● Goal
Reproduce each of the entries below word for word and line for line, leaving out the pictures.

Image-based layout entries
start

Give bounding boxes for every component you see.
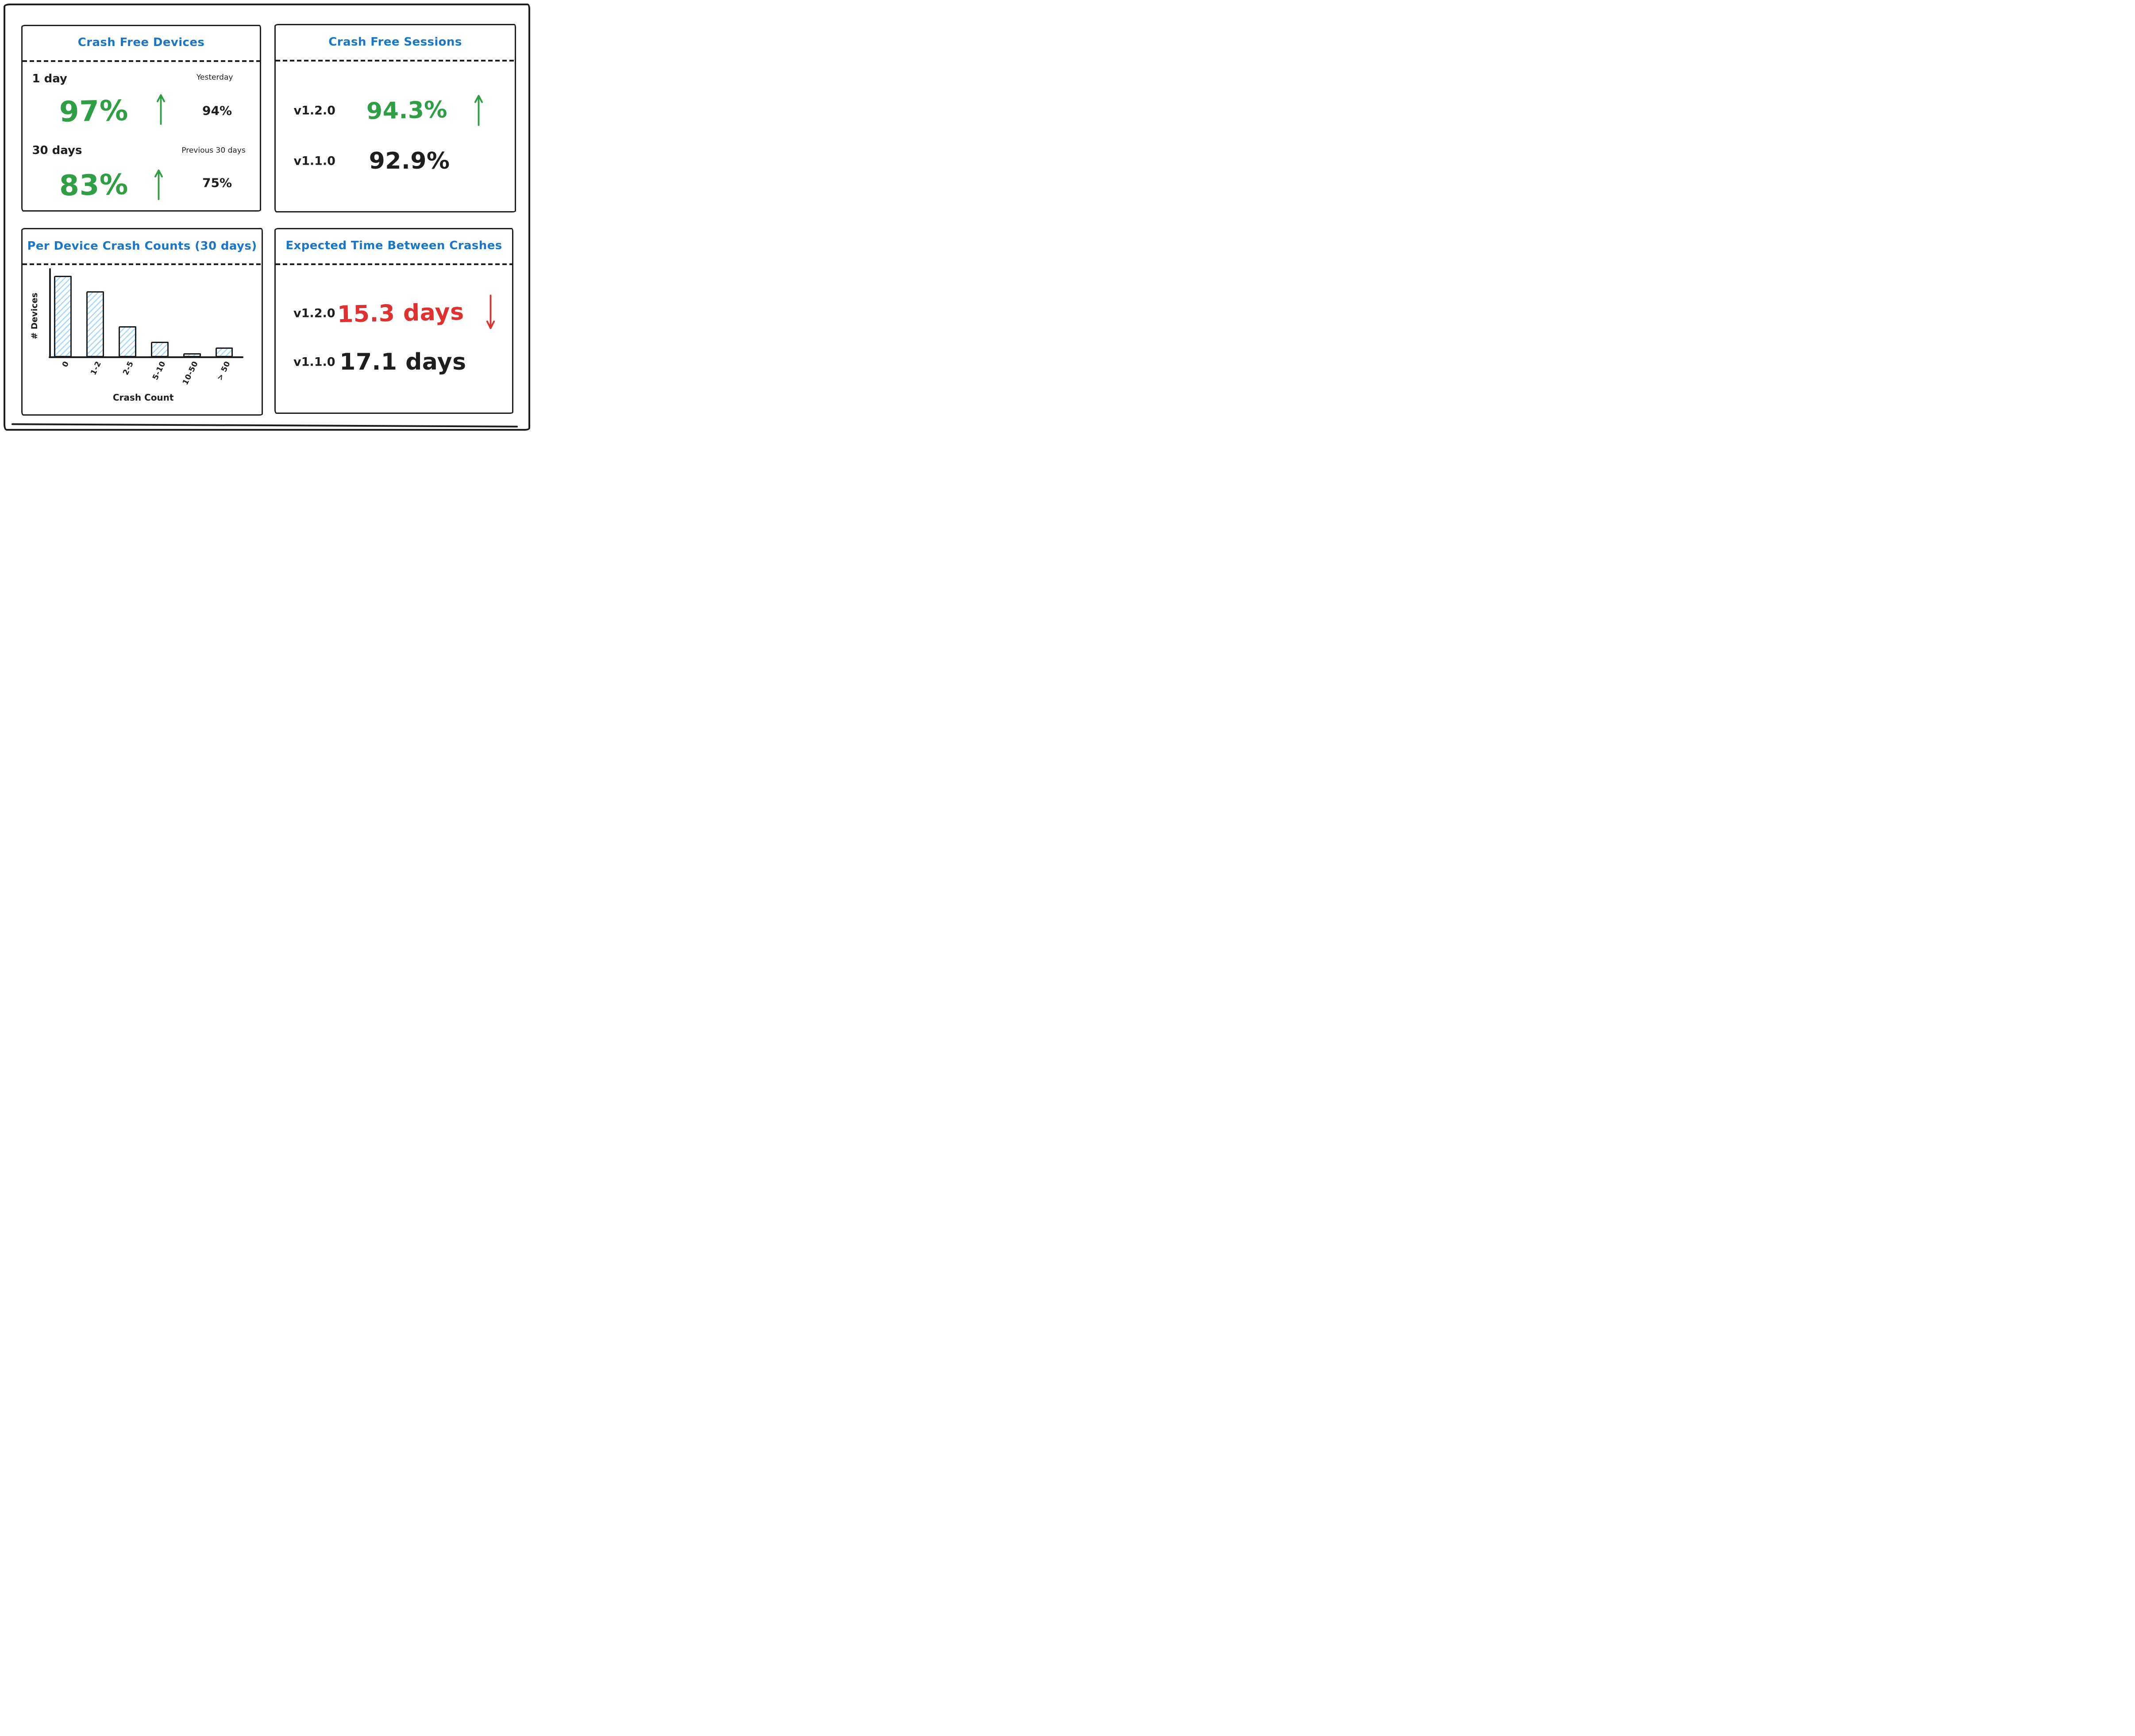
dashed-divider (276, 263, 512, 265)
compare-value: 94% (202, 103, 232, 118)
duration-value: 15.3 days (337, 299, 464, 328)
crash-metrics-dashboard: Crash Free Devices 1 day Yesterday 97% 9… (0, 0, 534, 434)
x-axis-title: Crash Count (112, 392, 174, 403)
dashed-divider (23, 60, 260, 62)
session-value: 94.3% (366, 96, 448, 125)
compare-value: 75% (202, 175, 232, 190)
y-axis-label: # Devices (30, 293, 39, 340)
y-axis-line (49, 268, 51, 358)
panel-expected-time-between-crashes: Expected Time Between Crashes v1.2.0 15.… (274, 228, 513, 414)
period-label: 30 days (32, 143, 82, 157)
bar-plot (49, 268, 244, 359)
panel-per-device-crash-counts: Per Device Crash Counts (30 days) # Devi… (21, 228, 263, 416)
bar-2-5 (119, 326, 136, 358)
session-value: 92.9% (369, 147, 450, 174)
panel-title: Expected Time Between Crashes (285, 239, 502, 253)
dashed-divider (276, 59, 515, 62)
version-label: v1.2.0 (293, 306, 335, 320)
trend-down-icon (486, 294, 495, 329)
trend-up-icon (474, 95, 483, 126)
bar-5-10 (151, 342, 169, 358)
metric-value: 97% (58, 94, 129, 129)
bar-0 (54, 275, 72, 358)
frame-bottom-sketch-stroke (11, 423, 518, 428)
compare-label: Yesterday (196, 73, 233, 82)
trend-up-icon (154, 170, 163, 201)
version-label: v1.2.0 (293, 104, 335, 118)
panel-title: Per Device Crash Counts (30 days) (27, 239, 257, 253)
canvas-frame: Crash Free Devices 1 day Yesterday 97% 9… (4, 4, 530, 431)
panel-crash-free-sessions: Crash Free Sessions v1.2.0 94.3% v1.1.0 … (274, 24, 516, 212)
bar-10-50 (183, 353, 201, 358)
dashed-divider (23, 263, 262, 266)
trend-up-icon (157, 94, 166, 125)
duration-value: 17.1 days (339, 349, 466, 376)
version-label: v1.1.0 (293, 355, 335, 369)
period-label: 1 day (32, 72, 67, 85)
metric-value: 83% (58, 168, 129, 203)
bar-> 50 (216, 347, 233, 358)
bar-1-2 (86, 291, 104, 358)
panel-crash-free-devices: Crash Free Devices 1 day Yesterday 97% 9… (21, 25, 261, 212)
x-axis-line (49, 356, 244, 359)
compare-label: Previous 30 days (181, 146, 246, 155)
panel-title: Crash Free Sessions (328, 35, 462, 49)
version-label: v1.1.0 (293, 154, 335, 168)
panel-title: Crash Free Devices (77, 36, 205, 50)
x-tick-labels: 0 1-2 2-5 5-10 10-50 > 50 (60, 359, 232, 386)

end

● Solution to this exercise
Give bounding boxes for every component you see.
dashed-divider (276, 263, 512, 265)
compare-value: 94% (202, 103, 232, 118)
duration-value: 15.3 days (337, 299, 464, 328)
crash-metrics-dashboard: Crash Free Devices 1 day Yesterday 97% 9… (0, 0, 534, 434)
x-axis-title: Crash Count (112, 392, 174, 403)
dashed-divider (23, 60, 260, 62)
session-value: 94.3% (366, 96, 448, 125)
compare-value: 75% (202, 175, 232, 190)
y-axis-label: # Devices (30, 293, 39, 340)
y-axis-line (49, 268, 51, 358)
panel-expected-time-between-crashes: Expected Time Between Crashes v1.2.0 15.… (274, 228, 513, 414)
period-label: 30 days (32, 143, 82, 157)
bar-plot (49, 268, 244, 359)
panel-per-device-crash-counts: Per Device Crash Counts (30 days) # Devi… (21, 228, 263, 416)
bar-2-5 (119, 326, 136, 358)
session-value: 92.9% (369, 147, 450, 174)
panel-title: Expected Time Between Crashes (285, 239, 502, 253)
dashed-divider (276, 59, 515, 62)
version-label: v1.2.0 (293, 306, 335, 320)
trend-down-icon (486, 294, 495, 329)
trend-up-icon (474, 95, 483, 126)
bar-5-10 (151, 342, 169, 358)
metric-value: 97% (58, 94, 129, 129)
bar-0 (54, 275, 72, 358)
frame-bottom-sketch-stroke (11, 423, 518, 428)
compare-label: Yesterday (196, 73, 233, 82)
trend-up-icon (154, 170, 163, 201)
version-label: v1.2.0 (293, 104, 335, 118)
panel-title: Per Device Crash Counts (30 days) (27, 239, 257, 253)
canvas-frame: Crash Free Devices 1 day Yesterday 97% 9… (4, 4, 530, 431)
panel-crash-free-sessions: Crash Free Sessions v1.2.0 94.3% v1.1.0 … (274, 24, 516, 212)
bar-10-50 (183, 353, 201, 358)
dashed-divider (23, 263, 262, 266)
trend-up-icon (157, 94, 166, 125)
duration-value: 17.1 days (339, 349, 466, 376)
version-label: v1.1.0 (293, 355, 335, 369)
period-label: 1 day (32, 72, 67, 85)
metric-value: 83% (58, 168, 129, 203)
bar-> 50 (216, 347, 233, 358)
bar-1-2 (86, 291, 104, 358)
panel-crash-free-devices: Crash Free Devices 1 day Yesterday 97% 9… (21, 25, 261, 212)
x-axis-line (49, 356, 244, 359)
compare-label: Previous 30 days (181, 146, 246, 155)
panel-title: Crash Free Sessions (328, 35, 462, 49)
version-label: v1.1.0 (293, 154, 335, 168)
panel-title: Crash Free Devices (77, 36, 205, 50)
x-tick-labels: 0 1-2 2-5 5-10 10-50 > 50 (60, 359, 232, 386)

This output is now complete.